▶ [What you will do] Gather all lines in the entries that include the word "Roesch".

##### Available records #####

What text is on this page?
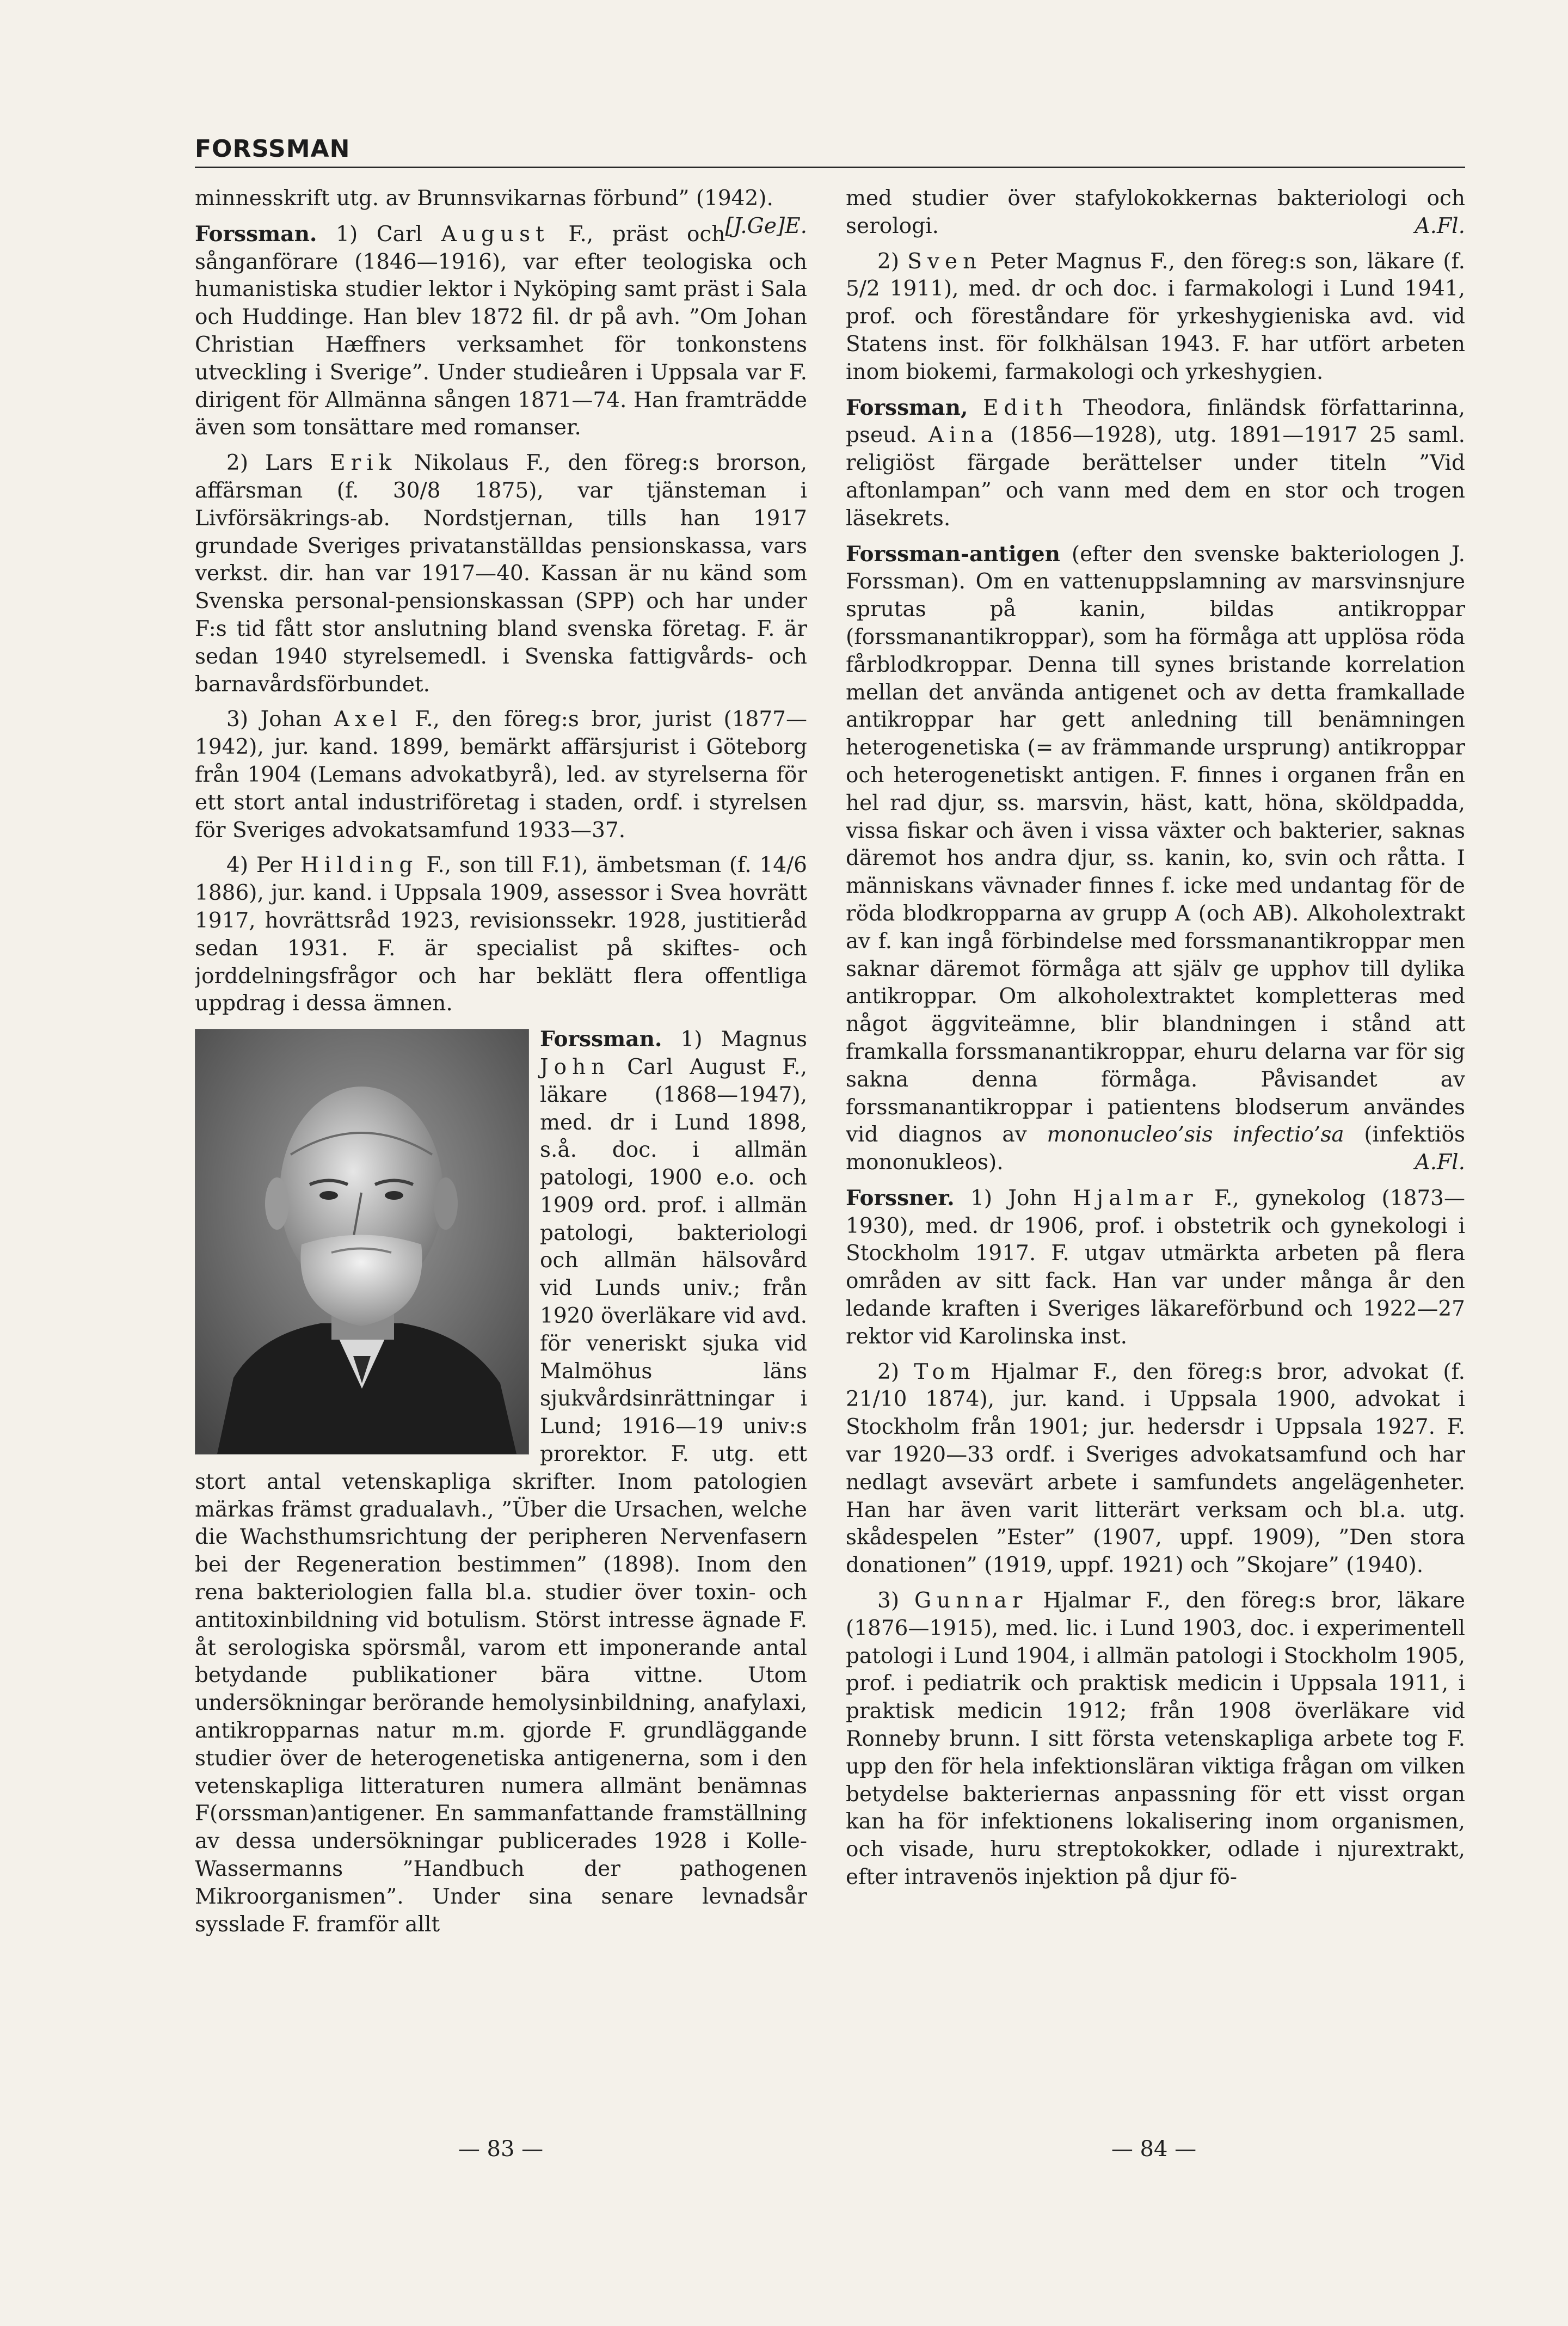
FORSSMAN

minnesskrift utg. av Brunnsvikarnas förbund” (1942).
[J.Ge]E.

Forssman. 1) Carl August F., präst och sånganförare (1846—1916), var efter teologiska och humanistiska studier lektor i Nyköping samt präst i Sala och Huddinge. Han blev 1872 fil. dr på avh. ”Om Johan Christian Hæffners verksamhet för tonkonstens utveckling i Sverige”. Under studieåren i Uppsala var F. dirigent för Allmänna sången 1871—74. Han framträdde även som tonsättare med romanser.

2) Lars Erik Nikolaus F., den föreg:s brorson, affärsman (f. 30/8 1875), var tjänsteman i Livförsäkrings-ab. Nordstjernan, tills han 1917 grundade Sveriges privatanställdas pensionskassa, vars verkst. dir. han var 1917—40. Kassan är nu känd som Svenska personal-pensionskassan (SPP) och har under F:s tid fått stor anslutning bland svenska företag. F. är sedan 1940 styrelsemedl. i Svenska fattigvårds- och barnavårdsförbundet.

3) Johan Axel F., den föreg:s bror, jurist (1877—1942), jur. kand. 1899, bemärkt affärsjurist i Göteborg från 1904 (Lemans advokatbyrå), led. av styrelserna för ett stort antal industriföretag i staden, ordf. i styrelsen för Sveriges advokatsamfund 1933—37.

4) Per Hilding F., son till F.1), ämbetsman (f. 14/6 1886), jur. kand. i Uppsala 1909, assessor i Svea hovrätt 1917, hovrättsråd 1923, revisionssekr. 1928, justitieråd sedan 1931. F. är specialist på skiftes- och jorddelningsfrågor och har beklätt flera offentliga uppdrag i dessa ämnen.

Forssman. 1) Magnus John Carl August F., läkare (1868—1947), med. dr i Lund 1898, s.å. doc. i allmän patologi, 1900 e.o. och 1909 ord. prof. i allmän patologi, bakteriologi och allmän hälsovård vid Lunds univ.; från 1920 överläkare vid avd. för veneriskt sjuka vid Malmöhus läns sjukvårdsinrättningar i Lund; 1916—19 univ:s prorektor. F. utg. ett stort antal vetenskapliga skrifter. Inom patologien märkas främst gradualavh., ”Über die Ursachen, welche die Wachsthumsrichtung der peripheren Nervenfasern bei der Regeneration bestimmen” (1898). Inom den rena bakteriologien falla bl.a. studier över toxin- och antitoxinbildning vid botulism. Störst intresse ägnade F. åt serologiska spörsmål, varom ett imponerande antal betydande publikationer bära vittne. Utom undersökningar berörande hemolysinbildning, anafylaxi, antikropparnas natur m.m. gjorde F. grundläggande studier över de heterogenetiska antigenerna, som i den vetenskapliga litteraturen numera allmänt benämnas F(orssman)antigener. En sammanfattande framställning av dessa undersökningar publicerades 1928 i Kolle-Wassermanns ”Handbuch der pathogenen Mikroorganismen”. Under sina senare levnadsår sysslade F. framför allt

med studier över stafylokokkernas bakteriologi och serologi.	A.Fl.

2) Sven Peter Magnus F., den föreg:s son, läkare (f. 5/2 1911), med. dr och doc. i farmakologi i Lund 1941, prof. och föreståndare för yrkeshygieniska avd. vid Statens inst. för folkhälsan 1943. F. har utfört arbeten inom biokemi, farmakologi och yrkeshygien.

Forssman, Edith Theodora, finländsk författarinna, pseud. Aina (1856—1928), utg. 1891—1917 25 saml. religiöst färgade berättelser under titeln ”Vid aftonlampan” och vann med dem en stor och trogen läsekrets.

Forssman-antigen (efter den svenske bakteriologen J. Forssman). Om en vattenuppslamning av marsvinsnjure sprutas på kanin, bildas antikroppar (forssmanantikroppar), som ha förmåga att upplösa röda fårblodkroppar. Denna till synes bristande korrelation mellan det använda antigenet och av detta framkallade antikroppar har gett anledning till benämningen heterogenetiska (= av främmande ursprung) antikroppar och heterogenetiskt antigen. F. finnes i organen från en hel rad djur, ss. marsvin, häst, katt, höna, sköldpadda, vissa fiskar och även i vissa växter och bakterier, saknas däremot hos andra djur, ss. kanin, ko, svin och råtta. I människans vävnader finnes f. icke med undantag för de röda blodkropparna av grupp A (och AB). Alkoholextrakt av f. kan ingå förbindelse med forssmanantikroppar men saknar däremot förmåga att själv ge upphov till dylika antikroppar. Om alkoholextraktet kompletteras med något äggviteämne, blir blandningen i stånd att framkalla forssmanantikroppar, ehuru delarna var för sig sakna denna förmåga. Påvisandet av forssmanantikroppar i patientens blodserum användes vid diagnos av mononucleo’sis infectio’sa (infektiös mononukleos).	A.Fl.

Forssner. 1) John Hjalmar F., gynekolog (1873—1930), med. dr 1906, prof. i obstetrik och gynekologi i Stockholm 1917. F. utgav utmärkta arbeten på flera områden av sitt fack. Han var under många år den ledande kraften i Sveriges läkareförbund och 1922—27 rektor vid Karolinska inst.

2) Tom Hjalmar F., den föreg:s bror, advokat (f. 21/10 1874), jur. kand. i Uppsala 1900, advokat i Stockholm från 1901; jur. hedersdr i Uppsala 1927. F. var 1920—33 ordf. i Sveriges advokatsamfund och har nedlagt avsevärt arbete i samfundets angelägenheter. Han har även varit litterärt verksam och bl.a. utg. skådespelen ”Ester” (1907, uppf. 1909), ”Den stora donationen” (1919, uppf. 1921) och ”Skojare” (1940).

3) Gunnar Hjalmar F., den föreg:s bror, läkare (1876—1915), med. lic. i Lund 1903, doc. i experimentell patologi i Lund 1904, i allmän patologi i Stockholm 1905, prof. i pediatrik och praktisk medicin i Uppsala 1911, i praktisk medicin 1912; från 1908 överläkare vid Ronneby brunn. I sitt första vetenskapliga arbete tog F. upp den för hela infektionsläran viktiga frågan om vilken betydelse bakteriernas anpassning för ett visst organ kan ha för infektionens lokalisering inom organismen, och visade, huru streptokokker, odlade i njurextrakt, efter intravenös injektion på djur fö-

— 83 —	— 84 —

#####
##### Available records #####

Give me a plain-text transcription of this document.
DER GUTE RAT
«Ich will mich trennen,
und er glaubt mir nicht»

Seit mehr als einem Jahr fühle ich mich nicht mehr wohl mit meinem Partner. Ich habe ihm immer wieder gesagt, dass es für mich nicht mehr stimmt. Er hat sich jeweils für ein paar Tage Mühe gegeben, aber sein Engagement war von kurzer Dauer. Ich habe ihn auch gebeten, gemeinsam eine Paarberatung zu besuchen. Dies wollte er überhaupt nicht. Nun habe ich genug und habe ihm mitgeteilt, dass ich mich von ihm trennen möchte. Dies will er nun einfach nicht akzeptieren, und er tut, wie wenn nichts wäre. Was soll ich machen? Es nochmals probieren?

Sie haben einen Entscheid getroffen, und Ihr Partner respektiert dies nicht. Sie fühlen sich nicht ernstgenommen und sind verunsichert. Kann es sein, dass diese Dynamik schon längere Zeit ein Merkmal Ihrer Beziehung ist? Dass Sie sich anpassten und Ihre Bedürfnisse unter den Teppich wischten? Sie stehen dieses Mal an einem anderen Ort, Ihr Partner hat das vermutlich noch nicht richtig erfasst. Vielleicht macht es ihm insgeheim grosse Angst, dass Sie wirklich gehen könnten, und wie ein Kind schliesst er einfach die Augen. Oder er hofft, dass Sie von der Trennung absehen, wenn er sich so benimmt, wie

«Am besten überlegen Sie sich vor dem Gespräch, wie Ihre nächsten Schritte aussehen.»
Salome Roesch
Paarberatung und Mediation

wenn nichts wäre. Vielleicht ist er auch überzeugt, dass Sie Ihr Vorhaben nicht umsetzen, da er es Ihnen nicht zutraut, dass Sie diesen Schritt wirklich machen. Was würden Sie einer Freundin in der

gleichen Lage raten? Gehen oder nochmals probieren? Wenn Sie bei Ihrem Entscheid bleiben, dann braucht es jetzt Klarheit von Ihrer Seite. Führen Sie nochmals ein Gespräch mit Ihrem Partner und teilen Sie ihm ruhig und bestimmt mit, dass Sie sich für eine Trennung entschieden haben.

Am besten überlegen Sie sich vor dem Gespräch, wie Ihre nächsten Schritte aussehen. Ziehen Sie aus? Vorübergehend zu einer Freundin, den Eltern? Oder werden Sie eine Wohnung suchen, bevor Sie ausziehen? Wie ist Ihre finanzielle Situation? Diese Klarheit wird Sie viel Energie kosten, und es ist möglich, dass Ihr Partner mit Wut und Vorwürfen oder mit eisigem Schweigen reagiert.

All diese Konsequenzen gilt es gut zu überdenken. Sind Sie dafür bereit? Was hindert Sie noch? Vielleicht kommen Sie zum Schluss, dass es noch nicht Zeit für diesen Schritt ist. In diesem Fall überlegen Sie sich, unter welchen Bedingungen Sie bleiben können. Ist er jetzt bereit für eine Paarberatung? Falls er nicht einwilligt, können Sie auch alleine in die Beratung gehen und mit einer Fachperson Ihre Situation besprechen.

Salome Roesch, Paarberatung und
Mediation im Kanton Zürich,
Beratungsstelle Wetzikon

#####

▶ [Exercise answer]
Salome Roesch
Salome Roesch, Paarberatung und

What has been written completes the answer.